==== DATA IN THIS EXERCISE

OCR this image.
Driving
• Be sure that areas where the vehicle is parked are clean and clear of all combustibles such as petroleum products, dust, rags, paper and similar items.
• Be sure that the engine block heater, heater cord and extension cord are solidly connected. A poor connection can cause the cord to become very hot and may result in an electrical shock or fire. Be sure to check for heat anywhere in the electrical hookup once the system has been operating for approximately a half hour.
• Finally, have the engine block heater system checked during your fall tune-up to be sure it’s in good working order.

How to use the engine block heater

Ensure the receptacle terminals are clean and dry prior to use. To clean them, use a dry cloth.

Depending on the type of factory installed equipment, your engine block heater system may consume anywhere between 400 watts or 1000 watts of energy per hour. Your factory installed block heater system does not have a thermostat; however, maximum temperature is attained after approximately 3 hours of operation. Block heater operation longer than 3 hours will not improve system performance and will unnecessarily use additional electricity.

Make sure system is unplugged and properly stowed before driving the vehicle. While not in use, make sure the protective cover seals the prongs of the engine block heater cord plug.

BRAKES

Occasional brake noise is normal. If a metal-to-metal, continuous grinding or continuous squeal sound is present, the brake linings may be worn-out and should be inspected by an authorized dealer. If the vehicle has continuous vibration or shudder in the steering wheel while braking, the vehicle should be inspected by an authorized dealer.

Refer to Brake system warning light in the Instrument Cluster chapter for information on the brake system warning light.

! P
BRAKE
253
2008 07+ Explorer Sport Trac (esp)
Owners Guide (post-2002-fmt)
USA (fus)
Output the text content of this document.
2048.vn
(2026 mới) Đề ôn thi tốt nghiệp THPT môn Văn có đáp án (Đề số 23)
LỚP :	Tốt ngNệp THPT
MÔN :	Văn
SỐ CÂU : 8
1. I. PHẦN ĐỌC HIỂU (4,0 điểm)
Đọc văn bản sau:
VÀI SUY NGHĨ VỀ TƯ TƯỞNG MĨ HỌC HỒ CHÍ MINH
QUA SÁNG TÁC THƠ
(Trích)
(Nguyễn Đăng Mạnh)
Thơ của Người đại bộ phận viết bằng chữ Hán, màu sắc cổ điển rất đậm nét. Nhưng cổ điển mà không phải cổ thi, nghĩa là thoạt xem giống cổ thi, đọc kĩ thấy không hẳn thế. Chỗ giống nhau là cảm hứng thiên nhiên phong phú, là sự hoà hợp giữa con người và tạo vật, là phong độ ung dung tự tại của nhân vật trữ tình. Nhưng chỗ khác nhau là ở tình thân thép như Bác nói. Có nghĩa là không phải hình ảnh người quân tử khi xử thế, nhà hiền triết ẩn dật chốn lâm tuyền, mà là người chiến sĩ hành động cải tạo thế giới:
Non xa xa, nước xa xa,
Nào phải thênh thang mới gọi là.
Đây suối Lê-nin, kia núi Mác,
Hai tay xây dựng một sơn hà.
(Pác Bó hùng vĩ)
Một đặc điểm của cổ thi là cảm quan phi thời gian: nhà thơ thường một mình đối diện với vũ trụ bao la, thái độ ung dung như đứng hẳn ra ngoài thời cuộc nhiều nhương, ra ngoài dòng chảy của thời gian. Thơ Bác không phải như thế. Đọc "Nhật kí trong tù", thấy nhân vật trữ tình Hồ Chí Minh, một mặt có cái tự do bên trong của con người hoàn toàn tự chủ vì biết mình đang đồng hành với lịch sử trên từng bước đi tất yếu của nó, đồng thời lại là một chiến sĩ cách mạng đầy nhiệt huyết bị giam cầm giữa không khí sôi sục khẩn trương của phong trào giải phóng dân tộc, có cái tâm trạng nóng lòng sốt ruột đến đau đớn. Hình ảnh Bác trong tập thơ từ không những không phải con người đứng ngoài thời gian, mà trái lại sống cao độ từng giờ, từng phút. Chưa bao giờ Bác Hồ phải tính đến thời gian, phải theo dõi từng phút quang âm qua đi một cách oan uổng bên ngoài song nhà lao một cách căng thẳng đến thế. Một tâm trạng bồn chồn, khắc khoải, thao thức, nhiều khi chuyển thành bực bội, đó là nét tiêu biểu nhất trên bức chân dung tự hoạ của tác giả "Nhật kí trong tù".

========

**TASK PROMPT**
Identify and copy the lines holding the word "clean".

**RESULT**
• Be sure that areas where the vehicle is parked are clean and clear of all combustibles such as petroleum products, dust, rags, paper and similar items.
Ensure the receptacle terminals are clean and dry prior to use. To clean them, use a dry cloth.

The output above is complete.